++++ Documento

A Páscoa de Jesus, disponível primavera do mundo!
Amados irmãos, especialmente vós os catecúmenos; e também vós, os primeiros que no Porto concluís nesta Vigília um longo e exigente neocatecumenado. Mas o que digo é para todos, os que renovamos as promessas batismais:
Renovamos ou, melhor dizendo, renovamo-nos, num Batismo que jamais termina, porque de filiação divina se trata.
Todos sabemos que assim é, pois o nosso Pai é o do “filho pródigo”, que não descansa senão quando regressamos (cf Lc 15, 11 ss); ou melhor, progredimos, se nunca nos afastarmos da intimidade paterna, em autêntica vida cristã, isto é, filial.

++++++++
++++ Material fornecido

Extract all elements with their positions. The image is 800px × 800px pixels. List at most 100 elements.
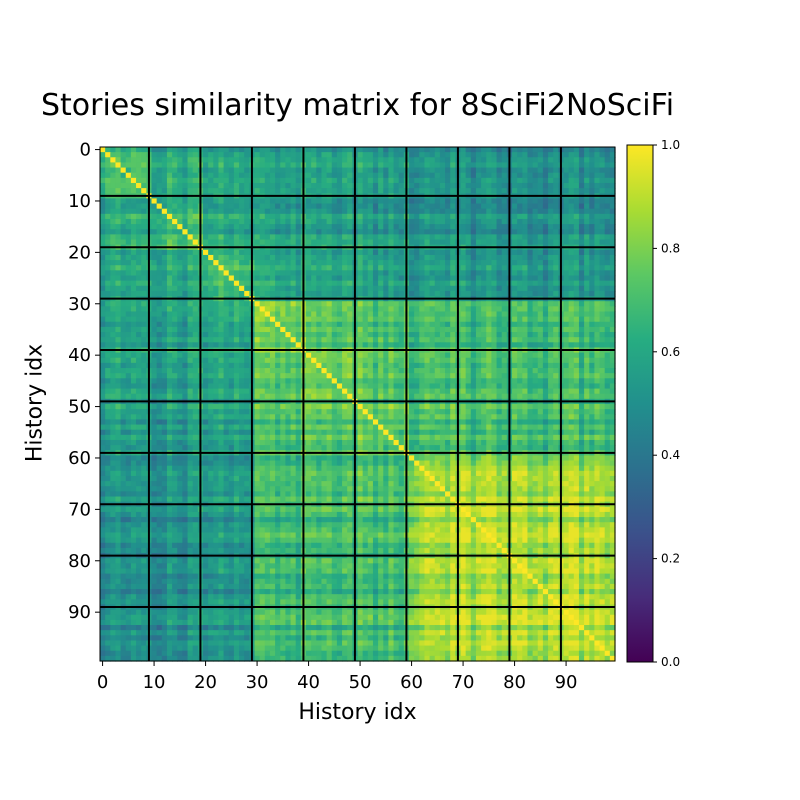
heatmap-cell — [522, 393, 529, 400]
heatmap-cell — [434, 203, 441, 210]
x-axis-label: History idx — [298, 700, 417, 725]
heatmap-cell — [398, 198, 405, 205]
heatmap-cell — [475, 177, 482, 184]
heatmap-cell — [120, 224, 127, 230]
heatmap-cell — [151, 203, 158, 210]
heatmap-cell — [522, 301, 529, 307]
heatmap-cell — [218, 368, 225, 374]
heatmap-cell — [517, 147, 523, 153]
heatmap-cell — [316, 162, 323, 169]
heatmap-cell — [311, 311, 317, 318]
heatmap-cell — [187, 218, 194, 225]
heatmap-cell — [177, 270, 183, 277]
heatmap-cell — [532, 254, 539, 261]
heatmap-cell — [269, 388, 276, 395]
heatmap-cell — [465, 275, 472, 282]
heatmap-cell — [280, 198, 286, 205]
heatmap-cell — [522, 342, 529, 349]
heatmap-cell — [275, 285, 281, 292]
heatmap-cell — [424, 342, 431, 349]
heatmap-cell — [233, 152, 240, 158]
heatmap-cell — [419, 162, 426, 169]
heatmap-cell — [244, 373, 250, 379]
heatmap-cell — [434, 260, 441, 266]
heatmap-cell — [141, 203, 147, 210]
heatmap-cell — [481, 388, 487, 395]
heatmap-cell — [331, 275, 338, 282]
heatmap-cell — [501, 373, 508, 379]
heatmap-cell — [347, 152, 353, 158]
heatmap-cell — [527, 368, 534, 374]
heatmap-cell — [203, 167, 209, 174]
heatmap-cell — [465, 157, 472, 164]
heatmap-cell — [141, 162, 147, 169]
heatmap-cell — [481, 383, 487, 390]
heatmap-cell — [244, 208, 250, 215]
heatmap-cell — [424, 393, 431, 400]
heatmap-cell — [367, 306, 374, 313]
heatmap-cell — [465, 198, 472, 205]
heatmap-cell — [172, 388, 178, 395]
heatmap-cell — [115, 321, 122, 328]
heatmap-cell — [105, 352, 111, 359]
heatmap-cell — [465, 388, 472, 395]
heatmap-cell — [321, 357, 328, 364]
heatmap-cell — [445, 167, 451, 174]
heatmap-cell — [604, 285, 611, 292]
heatmap-cell — [357, 147, 364, 153]
heatmap-cell — [141, 332, 147, 338]
heatmap-cell — [285, 316, 292, 323]
heatmap-cell — [429, 337, 436, 343]
heatmap-cell — [331, 218, 338, 225]
heatmap-cell — [537, 388, 544, 395]
heatmap-cell — [280, 208, 286, 215]
heatmap-cell — [115, 373, 122, 379]
heatmap-cell — [388, 373, 395, 379]
heatmap-cell — [445, 152, 451, 158]
heatmap-cell — [311, 218, 317, 225]
heatmap-cell — [187, 162, 194, 169]
heatmap-cell — [578, 301, 585, 307]
heatmap-cell — [434, 147, 441, 153]
heatmap-cell — [342, 265, 348, 271]
heatmap-cell — [136, 388, 142, 395]
heatmap-cell — [475, 357, 482, 364]
heatmap-cell — [465, 373, 472, 379]
heatmap-cell — [609, 337, 616, 343]
heatmap-cell — [203, 290, 209, 297]
heatmap-cell — [342, 270, 348, 277]
heatmap-cell — [115, 249, 122, 256]
heatmap-cell — [604, 275, 611, 282]
heatmap-cell — [161, 337, 168, 343]
heatmap-cell — [501, 326, 508, 333]
heatmap-cell — [584, 393, 590, 400]
heatmap-cell — [512, 393, 518, 400]
heatmap-cell — [383, 188, 389, 194]
heatmap-cell — [120, 285, 127, 292]
heatmap-cell — [450, 254, 456, 261]
heatmap-cell — [125, 152, 132, 158]
heatmap-cell — [532, 337, 539, 343]
heatmap-cell — [233, 265, 240, 271]
heatmap-cell — [105, 321, 111, 328]
heatmap-cell — [295, 260, 302, 266]
heatmap-cell — [295, 239, 302, 246]
heatmap-cell — [604, 188, 611, 194]
heatmap-cell — [342, 311, 348, 318]
heatmap-cell — [331, 332, 338, 338]
heatmap-cell — [527, 147, 534, 153]
heatmap-cell — [100, 316, 106, 323]
heatmap-cell — [501, 188, 508, 194]
heatmap-cell — [110, 270, 117, 277]
heatmap-cell — [409, 316, 415, 323]
heatmap-cell — [548, 188, 554, 194]
heatmap-cell — [311, 316, 317, 323]
heatmap-cell — [378, 342, 384, 349]
heatmap-cell — [280, 270, 286, 277]
heatmap-cell — [599, 352, 606, 359]
heatmap-cell — [213, 301, 220, 307]
heatmap-cell — [336, 383, 343, 390]
heatmap-cell — [434, 306, 441, 313]
heatmap-cell — [172, 316, 178, 323]
heatmap-cell — [367, 316, 374, 323]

++++++++

Orientação: Dê a continuação do documento sobre a Páscoa de Jesus, começando logo após a última frase apresentada. Os dados provêm de outra fonte, distinta do documento.

Resultado da tarefa:
Depois do solene Precónio, convidei-vos a escutar atentamente as sucessivas Leituras bíblicas que nos evocaram etapas fundamentais da história da salvação. Relembro as palavras admonitórias que vos dirigi, uma vez que já prometiam tudo o que ouvimos depois e certamente guardamos no coração: “Irmãos caríssimos: Ouçamos agora, de coração tranquilo, a palavra de Deus. Meditemos como Deus outrora salvou o seu povo e como, na plenitude dos tempos, enviou Jesus Cristo, nosso Salvador. Oremos para que Deus realize esta obra pascal de salvação e seja consumada a redenção do mundo”.
Grande tesouro é a Palavra de Deus, que O diz a Ele e nos diz a nós, no alegre encontro da nossa vida com a vida divina, finalmente possível. Alegria que sentiu certo homem, ao descobrir um tesouro escondido num campo. – E o que fez de seguida? Voltou a escondê-lo e, cheio de alegria, foi, vendou tudo o que possuía e comprou o campo (cf. Mt 13, 44).
Por isso aqui viemos e assim permanecemos nesta luminosa vigília, atraídos por um Deus cuja palavra anima e realiza em nós o que havemos de ser, e sempre mais: filhos de Deus, finalmente assimilados por Jesus Cristo, Palavra do Pai, plena de Espírito.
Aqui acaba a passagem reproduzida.